Do this
In the records below, output the part that begins with the line containing "slice-value: 2% xyxy=(404,59,431,79)" and ends with the line containing "slice-label: Irish 2% xyxy=(91,118,151,168)", both included, reproducing each line unchanged.

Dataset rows
----
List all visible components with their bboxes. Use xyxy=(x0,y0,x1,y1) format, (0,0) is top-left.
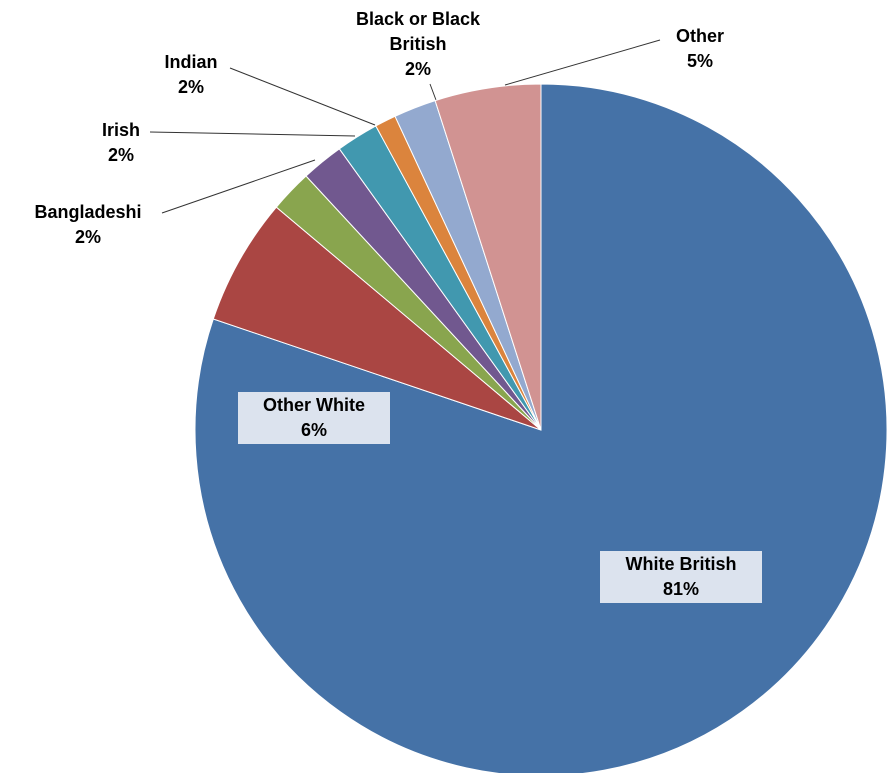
slice-value: 2% xyxy=(404,59,431,79)
leader-line xyxy=(229,67,376,126)
slice-value: 81% xyxy=(662,579,700,599)
slice-value: 2% xyxy=(107,145,134,165)
slice-category: Black or Black British xyxy=(355,9,481,54)
leader-line xyxy=(149,131,356,137)
slice-category: White British xyxy=(625,554,737,574)
slice-label: Irish 2% xyxy=(91,118,151,168)
slice-category: Other xyxy=(675,26,724,46)
slice-label: Bangladeshi 2% xyxy=(13,200,163,250)
leader-line xyxy=(504,39,661,86)
slice-value: 2% xyxy=(74,227,101,247)
pie-slice xyxy=(434,83,542,431)
slice-label: Other 5% xyxy=(660,24,740,74)
slice-label: Indian 2% xyxy=(151,50,231,100)
slice-label: White British 81% xyxy=(600,551,762,603)
slice-label: Other White 6% xyxy=(238,392,390,444)
slice-category: Indian xyxy=(164,52,218,72)
leader-line xyxy=(161,159,316,214)
slice-category: Irish xyxy=(101,120,140,140)
slice-category: Other White xyxy=(263,395,365,415)
pie-slice xyxy=(212,206,542,431)
slice-value: 5% xyxy=(686,51,713,71)
slice-label: Black or Black British 2% xyxy=(333,7,503,82)
leader-line xyxy=(429,83,437,101)
slice-value: 6% xyxy=(300,420,327,440)
slice-category: Bangladeshi xyxy=(34,202,142,222)
slice-value: 2% xyxy=(177,77,204,97)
----
Exercise solution
slice-value: 2% xyxy=(404,59,431,79)
leader-line xyxy=(229,67,376,126)
slice-value: 81% xyxy=(662,579,700,599)
slice-value: 2% xyxy=(107,145,134,165)
slice-category: Black or Black British xyxy=(355,9,481,54)
leader-line xyxy=(149,131,356,137)
slice-category: White British xyxy=(625,554,737,574)
slice-label: Irish 2% xyxy=(91,118,151,168)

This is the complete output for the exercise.